## Begin MATERIAL TO PROCESS

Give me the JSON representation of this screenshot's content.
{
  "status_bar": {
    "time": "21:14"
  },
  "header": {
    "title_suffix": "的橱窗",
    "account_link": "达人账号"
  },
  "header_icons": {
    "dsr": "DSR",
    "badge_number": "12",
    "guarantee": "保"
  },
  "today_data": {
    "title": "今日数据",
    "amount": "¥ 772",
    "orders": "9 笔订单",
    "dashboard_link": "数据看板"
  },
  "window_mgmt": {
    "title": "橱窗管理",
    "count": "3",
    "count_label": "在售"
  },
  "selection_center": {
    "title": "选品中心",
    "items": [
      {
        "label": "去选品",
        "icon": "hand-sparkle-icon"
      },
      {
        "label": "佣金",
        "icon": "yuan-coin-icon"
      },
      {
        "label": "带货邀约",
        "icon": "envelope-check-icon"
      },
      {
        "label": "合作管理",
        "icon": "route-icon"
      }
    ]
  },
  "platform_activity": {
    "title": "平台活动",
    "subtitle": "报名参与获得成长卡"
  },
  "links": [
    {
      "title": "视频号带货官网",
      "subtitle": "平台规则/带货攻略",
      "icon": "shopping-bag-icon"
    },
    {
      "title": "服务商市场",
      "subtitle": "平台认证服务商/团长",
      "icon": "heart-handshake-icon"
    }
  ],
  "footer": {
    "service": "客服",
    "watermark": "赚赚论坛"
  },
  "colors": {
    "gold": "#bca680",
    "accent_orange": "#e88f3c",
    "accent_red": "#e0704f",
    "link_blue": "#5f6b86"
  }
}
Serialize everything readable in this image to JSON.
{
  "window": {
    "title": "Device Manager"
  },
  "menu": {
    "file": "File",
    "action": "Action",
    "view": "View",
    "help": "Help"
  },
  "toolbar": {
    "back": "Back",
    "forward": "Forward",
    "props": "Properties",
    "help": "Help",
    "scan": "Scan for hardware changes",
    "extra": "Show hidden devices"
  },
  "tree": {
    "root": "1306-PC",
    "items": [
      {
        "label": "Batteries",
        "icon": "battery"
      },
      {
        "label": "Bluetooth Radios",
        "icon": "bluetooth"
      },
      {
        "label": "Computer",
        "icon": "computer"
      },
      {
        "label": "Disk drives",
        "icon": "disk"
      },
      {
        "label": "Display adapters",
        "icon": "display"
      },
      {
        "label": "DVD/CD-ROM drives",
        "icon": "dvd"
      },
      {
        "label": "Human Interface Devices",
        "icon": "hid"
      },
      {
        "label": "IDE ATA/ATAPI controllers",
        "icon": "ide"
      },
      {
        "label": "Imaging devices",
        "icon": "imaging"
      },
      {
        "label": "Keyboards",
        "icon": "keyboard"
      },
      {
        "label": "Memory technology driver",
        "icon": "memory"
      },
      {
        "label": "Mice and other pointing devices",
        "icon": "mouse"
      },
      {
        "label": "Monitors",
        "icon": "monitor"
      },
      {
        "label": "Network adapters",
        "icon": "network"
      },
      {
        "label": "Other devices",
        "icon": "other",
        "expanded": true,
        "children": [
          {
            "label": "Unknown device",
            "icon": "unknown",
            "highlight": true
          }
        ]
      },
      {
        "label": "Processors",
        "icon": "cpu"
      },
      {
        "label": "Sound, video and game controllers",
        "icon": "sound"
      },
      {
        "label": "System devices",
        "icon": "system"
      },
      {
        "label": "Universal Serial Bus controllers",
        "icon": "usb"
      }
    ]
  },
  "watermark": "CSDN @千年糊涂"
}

## End MATERIAL TO PROCESS

Copy each line from the records above that includes the string "controllers".

        "label": "IDE ATA/ATAPI controllers",
        "label": "Sound, video and game controllers",
        "label": "Universal Serial Bus controllers",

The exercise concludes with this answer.